-- Stated problem --
Omit every picture while repeating the entries exactly.

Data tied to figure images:
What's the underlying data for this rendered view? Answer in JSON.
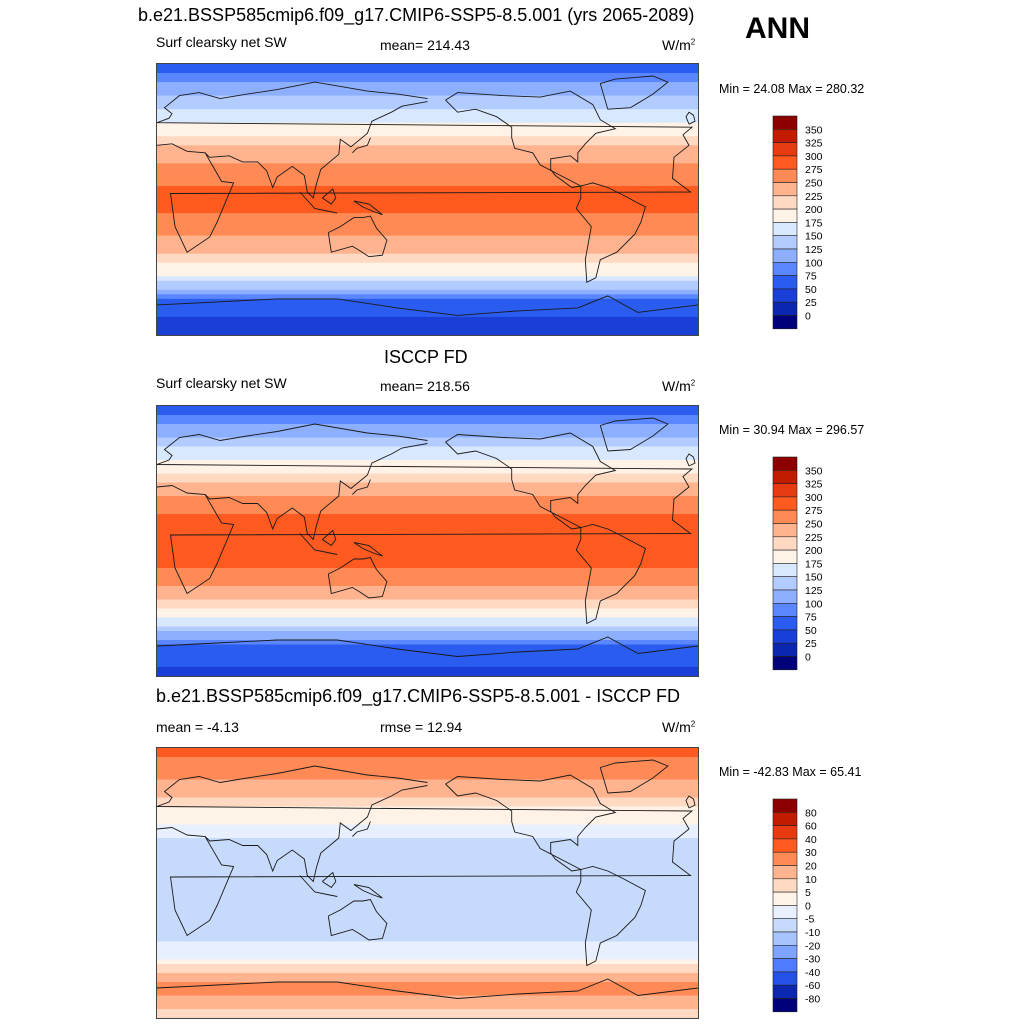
{
  "figure": {
    "top_title": "b.e21.BSSP585cmip6.f09_g17.CMIP6-SSP5-8.5.001 (yrs 2065-2089)",
    "season": "ANN"
  },
  "panels": [
    {
      "variable_label": "Surf clearsky net SW",
      "center_label": "mean= 214.43",
      "units_base": "W/m",
      "units_sup": "2",
      "minmax": "Min =  24.08 Max = 280.32"
    },
    {
      "header": "ISCCP FD",
      "variable_label": "Surf clearsky net SW",
      "center_label": "mean= 218.56",
      "units_base": "W/m",
      "units_sup": "2",
      "minmax": "Min =  30.94 Max = 296.57"
    },
    {
      "header": "b.e21.BSSP585cmip6.f09_g17.CMIP6-SSP5-8.5.001 - ISCCP FD",
      "variable_label": "mean =  -4.13",
      "center_label": "rmse =  12.94",
      "units_base": "W/m",
      "units_sup": "2",
      "minmax": "Min = -42.83 Max =  65.41"
    }
  ],
  "chart_data": [
    {
      "type": "heatmap",
      "projection": "cylindrical equidistant, 0-360 longitude",
      "colorbar": {
        "levels": [
          "350",
          "325",
          "300",
          "275",
          "250",
          "225",
          "200",
          "175",
          "150",
          "125",
          "100",
          "75",
          "50",
          "25",
          "0"
        ],
        "colors": [
          "#8c0000",
          "#c21b00",
          "#e83a10",
          "#ff5a1f",
          "#ff8a55",
          "#ffb38f",
          "#ffd9c2",
          "#fff2e6",
          "#d8e8ff",
          "#b3ccff",
          "#8cb0ff",
          "#5a86ff",
          "#2a5cf0",
          "#1a3fd6",
          "#0b27b0",
          "#00007a"
        ]
      },
      "zonal_profile_wm2": {
        "lat": [
          90,
          70,
          50,
          30,
          10,
          -10,
          -30,
          -50,
          -70,
          -90
        ],
        "value": [
          60,
          120,
          175,
          240,
          275,
          275,
          240,
          175,
          60,
          30
        ]
      },
      "stats": {
        "mean": 214.43,
        "min": 24.08,
        "max": 280.32
      }
    },
    {
      "type": "heatmap",
      "projection": "cylindrical equidistant, 0-360 longitude",
      "colorbar": {
        "levels": [
          "350",
          "325",
          "300",
          "275",
          "250",
          "225",
          "200",
          "175",
          "150",
          "125",
          "100",
          "75",
          "50",
          "25",
          "0"
        ],
        "colors": [
          "#8c0000",
          "#c21b00",
          "#e83a10",
          "#ff5a1f",
          "#ff8a55",
          "#ffb38f",
          "#ffd9c2",
          "#fff2e6",
          "#d8e8ff",
          "#b3ccff",
          "#8cb0ff",
          "#5a86ff",
          "#2a5cf0",
          "#1a3fd6",
          "#0b27b0",
          "#00007a"
        ]
      },
      "zonal_profile_wm2": {
        "lat": [
          90,
          70,
          50,
          30,
          10,
          -10,
          -30,
          -50,
          -70,
          -90
        ],
        "value": [
          60,
          125,
          185,
          255,
          290,
          290,
          255,
          185,
          70,
          40
        ]
      },
      "stats": {
        "mean": 218.56,
        "min": 30.94,
        "max": 296.57
      }
    },
    {
      "type": "heatmap",
      "projection": "cylindrical equidistant, 0-360 longitude",
      "colorbar": {
        "levels": [
          "80",
          "60",
          "40",
          "30",
          "20",
          "10",
          "5",
          "0",
          "-5",
          "-10",
          "-20",
          "-30",
          "-40",
          "-60",
          "-80"
        ],
        "colors": [
          "#8c0000",
          "#c21b00",
          "#e83a10",
          "#ff5a1f",
          "#ff8a55",
          "#ffb38f",
          "#ffd9c2",
          "#fff2e6",
          "#e8f0ff",
          "#c6dafc",
          "#a8c4ff",
          "#7ea4ff",
          "#4f7cff",
          "#2451e6",
          "#0b27b0",
          "#00007a"
        ]
      },
      "zonal_profile_wm2": {
        "lat": [
          90,
          70,
          50,
          30,
          10,
          -10,
          -30,
          -50,
          -70,
          -90
        ],
        "value": [
          35,
          20,
          5,
          -5,
          -10,
          -10,
          -8,
          -2,
          25,
          5
        ]
      },
      "stats": {
        "mean": -4.13,
        "rmse": 12.94,
        "min": -42.83,
        "max": 65.41
      }
    }
  ]
}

-- Task response --
What's the underlying data for this rendered view? Answer in JSON.
{
  "figure": {
    "top_title": "b.e21.BSSP585cmip6.f09_g17.CMIP6-SSP5-8.5.001 (yrs 2065-2089)",
    "season": "ANN"
  },
  "panels": [
    {
      "variable_label": "Surf clearsky net SW",
      "center_label": "mean= 214.43",
      "units_base": "W/m",
      "units_sup": "2",
      "minmax": "Min =  24.08 Max = 280.32"
    },
    {
      "header": "ISCCP FD",
      "variable_label": "Surf clearsky net SW",
      "center_label": "mean= 218.56",
      "units_base": "W/m",
      "units_sup": "2",
      "minmax": "Min =  30.94 Max = 296.57"
    },
    {
      "header": "b.e21.BSSP585cmip6.f09_g17.CMIP6-SSP5-8.5.001 - ISCCP FD",
      "variable_label": "mean =  -4.13",
      "center_label": "rmse =  12.94",
      "units_base": "W/m",
      "units_sup": "2",
      "minmax": "Min = -42.83 Max =  65.41"
    }
  ],
  "chart_data": [
    {
      "type": "heatmap",
      "projection": "cylindrical equidistant, 0-360 longitude",
      "colorbar": {
        "levels": [
          "350",
          "325",
          "300",
          "275",
          "250",
          "225",
          "200",
          "175",
          "150",
          "125",
          "100",
          "75",
          "50",
          "25",
          "0"
        ],
        "colors": [
          "#8c0000",
          "#c21b00",
          "#e83a10",
          "#ff5a1f",
          "#ff8a55",
          "#ffb38f",
          "#ffd9c2",
          "#fff2e6",
          "#d8e8ff",
          "#b3ccff",
          "#8cb0ff",
          "#5a86ff",
          "#2a5cf0",
          "#1a3fd6",
          "#0b27b0",
          "#00007a"
        ]
      },
      "zonal_profile_wm2": {
        "lat": [
          90,
          70,
          50,
          30,
          10,
          -10,
          -30,
          -50,
          -70,
          -90
        ],
        "value": [
          60,
          120,
          175,
          240,
          275,
          275,
          240,
          175,
          60,
          30
        ]
      },
      "stats": {
        "mean": 214.43,
        "min": 24.08,
        "max": 280.32
      }
    },
    {
      "type": "heatmap",
      "projection": "cylindrical equidistant, 0-360 longitude",
      "colorbar": {
        "levels": [
          "350",
          "325",
          "300",
          "275",
          "250",
          "225",
          "200",
          "175",
          "150",
          "125",
          "100",
          "75",
          "50",
          "25",
          "0"
        ],
        "colors": [
          "#8c0000",
          "#c21b00",
          "#e83a10",
          "#ff5a1f",
          "#ff8a55",
          "#ffb38f",
          "#ffd9c2",
          "#fff2e6",
          "#d8e8ff",
          "#b3ccff",
          "#8cb0ff",
          "#5a86ff",
          "#2a5cf0",
          "#1a3fd6",
          "#0b27b0",
          "#00007a"
        ]
      },
      "zonal_profile_wm2": {
        "lat": [
          90,
          70,
          50,
          30,
          10,
          -10,
          -30,
          -50,
          -70,
          -90
        ],
        "value": [
          60,
          125,
          185,
          255,
          290,
          290,
          255,
          185,
          70,
          40
        ]
      },
      "stats": {
        "mean": 218.56,
        "min": 30.94,
        "max": 296.57
      }
    },
    {
      "type": "heatmap",
      "projection": "cylindrical equidistant, 0-360 longitude",
      "colorbar": {
        "levels": [
          "80",
          "60",
          "40",
          "30",
          "20",
          "10",
          "5",
          "0",
          "-5",
          "-10",
          "-20",
          "-30",
          "-40",
          "-60",
          "-80"
        ],
        "colors": [
          "#8c0000",
          "#c21b00",
          "#e83a10",
          "#ff5a1f",
          "#ff8a55",
          "#ffb38f",
          "#ffd9c2",
          "#fff2e6",
          "#e8f0ff",
          "#c6dafc",
          "#a8c4ff",
          "#7ea4ff",
          "#4f7cff",
          "#2451e6",
          "#0b27b0",
          "#00007a"
        ]
      },
      "zonal_profile_wm2": {
        "lat": [
          90,
          70,
          50,
          30,
          10,
          -10,
          -30,
          -50,
          -70,
          -90
        ],
        "value": [
          35,
          20,
          5,
          -5,
          -10,
          -10,
          -8,
          -2,
          25,
          5
        ]
      },
      "stats": {
        "mean": -4.13,
        "rmse": 12.94,
        "min": -42.83,
        "max": 65.41
      }
    }
  ]
}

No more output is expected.